*Set problem*.
Using the material below, copy every line where "Słupsk" appears.

↓

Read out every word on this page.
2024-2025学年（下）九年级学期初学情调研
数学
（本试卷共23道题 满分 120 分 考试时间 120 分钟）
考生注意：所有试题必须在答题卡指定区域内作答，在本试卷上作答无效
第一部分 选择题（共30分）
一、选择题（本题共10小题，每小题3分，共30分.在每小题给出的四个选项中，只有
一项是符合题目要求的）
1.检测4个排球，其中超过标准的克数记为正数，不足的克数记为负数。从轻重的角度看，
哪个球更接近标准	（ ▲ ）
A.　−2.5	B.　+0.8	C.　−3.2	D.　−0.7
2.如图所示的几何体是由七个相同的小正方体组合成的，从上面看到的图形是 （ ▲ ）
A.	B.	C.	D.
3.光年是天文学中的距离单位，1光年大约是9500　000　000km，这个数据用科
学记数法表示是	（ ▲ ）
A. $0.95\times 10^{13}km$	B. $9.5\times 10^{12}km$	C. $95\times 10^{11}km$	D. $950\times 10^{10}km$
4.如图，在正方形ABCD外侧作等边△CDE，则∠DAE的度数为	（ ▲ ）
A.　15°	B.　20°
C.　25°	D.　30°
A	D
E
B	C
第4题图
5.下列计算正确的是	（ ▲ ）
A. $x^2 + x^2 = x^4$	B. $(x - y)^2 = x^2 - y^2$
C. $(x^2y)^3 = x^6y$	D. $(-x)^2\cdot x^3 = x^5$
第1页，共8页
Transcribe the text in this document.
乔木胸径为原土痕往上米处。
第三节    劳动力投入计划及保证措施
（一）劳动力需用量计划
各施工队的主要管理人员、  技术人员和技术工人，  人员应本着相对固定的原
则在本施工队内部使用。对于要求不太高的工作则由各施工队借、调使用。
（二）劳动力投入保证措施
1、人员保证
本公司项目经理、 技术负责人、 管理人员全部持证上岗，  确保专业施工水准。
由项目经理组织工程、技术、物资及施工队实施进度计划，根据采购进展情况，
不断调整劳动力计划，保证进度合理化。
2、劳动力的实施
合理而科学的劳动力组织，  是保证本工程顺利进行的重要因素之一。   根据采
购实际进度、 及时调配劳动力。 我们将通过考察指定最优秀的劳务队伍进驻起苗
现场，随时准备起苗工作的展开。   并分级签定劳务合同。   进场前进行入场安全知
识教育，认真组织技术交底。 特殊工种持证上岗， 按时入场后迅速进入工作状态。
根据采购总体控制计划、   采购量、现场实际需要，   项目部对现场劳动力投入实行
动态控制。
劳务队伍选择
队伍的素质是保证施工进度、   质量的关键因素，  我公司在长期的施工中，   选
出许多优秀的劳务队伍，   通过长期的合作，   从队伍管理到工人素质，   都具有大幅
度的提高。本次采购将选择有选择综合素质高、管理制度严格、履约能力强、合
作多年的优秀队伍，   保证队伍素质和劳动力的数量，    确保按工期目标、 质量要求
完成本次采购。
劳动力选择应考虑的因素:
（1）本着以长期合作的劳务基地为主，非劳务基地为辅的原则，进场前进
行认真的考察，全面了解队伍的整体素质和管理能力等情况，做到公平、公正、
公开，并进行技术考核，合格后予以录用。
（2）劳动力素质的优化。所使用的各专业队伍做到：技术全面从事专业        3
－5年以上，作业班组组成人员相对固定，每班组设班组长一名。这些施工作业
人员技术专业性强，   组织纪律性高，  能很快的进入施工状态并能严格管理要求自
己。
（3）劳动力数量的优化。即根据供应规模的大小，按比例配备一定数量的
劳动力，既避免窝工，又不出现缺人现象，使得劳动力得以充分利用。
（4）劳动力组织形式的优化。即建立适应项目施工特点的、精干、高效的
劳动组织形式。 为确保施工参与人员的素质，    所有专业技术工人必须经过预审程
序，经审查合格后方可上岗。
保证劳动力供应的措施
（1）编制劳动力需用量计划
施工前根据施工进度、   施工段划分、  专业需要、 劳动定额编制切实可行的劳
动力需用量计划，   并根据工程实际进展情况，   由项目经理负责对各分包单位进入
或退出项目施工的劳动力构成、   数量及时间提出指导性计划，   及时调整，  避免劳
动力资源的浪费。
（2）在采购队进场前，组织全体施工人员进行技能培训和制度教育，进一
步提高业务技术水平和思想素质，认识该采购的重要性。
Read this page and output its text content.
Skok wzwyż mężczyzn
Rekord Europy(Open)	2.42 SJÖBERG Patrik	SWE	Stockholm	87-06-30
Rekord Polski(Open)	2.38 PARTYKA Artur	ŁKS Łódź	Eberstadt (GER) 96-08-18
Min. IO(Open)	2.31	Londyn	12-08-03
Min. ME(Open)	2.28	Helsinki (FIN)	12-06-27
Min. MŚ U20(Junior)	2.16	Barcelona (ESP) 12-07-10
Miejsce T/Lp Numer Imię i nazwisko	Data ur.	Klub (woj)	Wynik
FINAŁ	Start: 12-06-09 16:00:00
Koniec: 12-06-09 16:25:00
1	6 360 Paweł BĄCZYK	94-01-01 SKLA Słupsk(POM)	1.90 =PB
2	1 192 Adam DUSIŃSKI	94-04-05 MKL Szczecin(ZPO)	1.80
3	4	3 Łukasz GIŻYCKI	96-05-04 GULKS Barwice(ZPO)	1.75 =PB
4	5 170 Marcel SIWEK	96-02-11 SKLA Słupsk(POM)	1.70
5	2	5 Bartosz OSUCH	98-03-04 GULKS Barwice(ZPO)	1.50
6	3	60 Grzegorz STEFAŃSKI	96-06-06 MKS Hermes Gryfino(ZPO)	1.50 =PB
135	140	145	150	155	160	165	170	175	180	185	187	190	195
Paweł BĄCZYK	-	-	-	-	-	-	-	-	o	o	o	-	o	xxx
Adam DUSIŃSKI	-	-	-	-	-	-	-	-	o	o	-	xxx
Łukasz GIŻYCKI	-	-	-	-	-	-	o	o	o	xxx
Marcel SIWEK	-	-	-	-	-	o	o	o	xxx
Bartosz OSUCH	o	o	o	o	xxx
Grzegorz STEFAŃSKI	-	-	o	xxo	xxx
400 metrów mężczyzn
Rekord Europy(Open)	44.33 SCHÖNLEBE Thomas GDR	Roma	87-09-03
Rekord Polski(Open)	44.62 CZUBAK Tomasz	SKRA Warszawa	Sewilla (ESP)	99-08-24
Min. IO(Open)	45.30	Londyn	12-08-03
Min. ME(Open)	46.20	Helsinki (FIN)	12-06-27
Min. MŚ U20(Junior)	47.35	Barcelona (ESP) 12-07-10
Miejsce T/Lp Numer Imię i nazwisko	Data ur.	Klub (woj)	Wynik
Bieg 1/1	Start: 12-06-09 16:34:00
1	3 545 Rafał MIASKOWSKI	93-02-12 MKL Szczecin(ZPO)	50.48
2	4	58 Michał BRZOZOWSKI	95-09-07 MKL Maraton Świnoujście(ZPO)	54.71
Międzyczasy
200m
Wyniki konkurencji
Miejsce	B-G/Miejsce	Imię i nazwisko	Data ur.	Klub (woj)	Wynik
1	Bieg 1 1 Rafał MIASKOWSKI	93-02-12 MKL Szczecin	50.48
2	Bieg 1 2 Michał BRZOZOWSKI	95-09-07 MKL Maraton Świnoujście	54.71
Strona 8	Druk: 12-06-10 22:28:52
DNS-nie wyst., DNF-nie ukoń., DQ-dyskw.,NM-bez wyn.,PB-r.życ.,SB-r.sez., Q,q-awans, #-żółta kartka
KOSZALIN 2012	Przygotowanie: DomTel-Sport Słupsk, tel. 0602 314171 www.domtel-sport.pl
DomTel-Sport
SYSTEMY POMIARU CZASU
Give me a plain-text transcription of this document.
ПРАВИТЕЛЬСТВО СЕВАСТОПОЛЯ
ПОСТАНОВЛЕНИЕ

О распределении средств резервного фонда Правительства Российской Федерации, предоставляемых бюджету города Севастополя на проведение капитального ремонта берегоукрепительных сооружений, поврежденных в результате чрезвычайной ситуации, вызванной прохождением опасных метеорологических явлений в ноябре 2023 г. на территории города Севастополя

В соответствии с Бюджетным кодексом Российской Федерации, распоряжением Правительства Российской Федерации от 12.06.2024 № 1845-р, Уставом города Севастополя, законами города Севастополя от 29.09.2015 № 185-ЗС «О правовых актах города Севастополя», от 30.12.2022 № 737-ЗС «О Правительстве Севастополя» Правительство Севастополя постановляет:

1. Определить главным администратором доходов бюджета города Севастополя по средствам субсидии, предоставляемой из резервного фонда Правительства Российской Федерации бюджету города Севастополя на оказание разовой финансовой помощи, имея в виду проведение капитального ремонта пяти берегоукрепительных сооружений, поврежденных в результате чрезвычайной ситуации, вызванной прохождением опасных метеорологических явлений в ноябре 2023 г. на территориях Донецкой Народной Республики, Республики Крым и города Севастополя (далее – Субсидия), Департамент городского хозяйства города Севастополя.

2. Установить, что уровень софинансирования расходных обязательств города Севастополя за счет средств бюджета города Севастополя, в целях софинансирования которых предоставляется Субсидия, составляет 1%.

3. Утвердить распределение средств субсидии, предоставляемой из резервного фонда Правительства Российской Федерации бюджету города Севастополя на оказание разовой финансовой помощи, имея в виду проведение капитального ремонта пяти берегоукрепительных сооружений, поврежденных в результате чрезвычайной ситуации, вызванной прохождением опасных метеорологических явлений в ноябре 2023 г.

↑

*Expected output*.
1	6 360 Paweł BĄCZYK	94-01-01 SKLA Słupsk(POM)	1.90 =PB
4	5 170 Marcel SIWEK	96-02-11 SKLA Słupsk(POM)	1.70
KOSZALIN 2012	Przygotowanie: DomTel-Sport Słupsk, tel. 0602 314171 www.domtel-sport.pl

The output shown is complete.